*TASK BRIEF*: Collect every line in the records below that contains the word "Geothermal".

*WORKING DATA*:
⁂

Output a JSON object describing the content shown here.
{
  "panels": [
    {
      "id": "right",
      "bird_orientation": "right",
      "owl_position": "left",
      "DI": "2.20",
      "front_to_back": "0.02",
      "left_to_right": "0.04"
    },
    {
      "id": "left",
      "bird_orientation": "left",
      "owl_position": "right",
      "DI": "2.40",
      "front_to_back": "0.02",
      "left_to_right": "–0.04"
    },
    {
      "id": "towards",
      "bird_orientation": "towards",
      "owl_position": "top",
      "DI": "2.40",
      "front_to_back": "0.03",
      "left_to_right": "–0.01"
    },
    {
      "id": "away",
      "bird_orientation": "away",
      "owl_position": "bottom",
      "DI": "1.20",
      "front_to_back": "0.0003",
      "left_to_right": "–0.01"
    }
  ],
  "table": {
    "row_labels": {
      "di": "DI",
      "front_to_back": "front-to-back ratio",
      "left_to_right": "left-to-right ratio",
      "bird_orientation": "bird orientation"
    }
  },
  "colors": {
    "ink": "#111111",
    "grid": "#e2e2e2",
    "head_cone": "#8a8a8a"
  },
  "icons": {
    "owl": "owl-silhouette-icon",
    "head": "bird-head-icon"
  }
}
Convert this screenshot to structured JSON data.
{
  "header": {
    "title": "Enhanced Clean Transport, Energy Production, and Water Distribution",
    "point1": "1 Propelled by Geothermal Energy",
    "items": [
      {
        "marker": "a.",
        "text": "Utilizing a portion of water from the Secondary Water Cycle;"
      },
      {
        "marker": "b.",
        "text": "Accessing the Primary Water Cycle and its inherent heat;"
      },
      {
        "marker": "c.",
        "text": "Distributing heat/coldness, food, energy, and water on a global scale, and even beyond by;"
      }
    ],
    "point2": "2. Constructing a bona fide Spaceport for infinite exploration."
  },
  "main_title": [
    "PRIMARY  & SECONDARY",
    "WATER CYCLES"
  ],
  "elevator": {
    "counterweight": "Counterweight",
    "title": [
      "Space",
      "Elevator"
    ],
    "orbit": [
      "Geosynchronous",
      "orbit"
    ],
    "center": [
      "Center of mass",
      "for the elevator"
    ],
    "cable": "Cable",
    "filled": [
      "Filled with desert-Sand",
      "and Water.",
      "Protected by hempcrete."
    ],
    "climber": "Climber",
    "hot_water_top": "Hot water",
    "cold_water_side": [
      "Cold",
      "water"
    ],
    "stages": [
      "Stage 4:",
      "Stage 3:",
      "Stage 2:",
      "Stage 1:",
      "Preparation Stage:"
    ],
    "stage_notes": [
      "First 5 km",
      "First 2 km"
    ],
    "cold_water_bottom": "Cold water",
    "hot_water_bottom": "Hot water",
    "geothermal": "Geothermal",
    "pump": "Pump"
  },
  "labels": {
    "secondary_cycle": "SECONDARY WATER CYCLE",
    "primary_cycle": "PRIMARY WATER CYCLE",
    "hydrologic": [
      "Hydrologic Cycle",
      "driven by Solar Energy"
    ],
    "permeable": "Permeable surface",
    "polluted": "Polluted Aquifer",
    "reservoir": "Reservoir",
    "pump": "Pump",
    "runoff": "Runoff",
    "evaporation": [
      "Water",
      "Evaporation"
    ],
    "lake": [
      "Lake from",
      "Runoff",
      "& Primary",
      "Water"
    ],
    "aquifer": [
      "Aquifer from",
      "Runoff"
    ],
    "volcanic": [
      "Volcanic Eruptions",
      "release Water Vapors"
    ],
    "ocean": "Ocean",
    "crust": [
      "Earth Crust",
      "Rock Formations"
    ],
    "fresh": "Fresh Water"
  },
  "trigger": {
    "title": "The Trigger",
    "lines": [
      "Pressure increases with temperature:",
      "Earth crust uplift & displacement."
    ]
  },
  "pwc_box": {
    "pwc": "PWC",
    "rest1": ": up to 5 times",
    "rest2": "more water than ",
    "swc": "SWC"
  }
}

⁂

*WRITTEN RESPONSE*:
    "point1": "1 Propelled by Geothermal Energy",
    "geothermal": "Geothermal",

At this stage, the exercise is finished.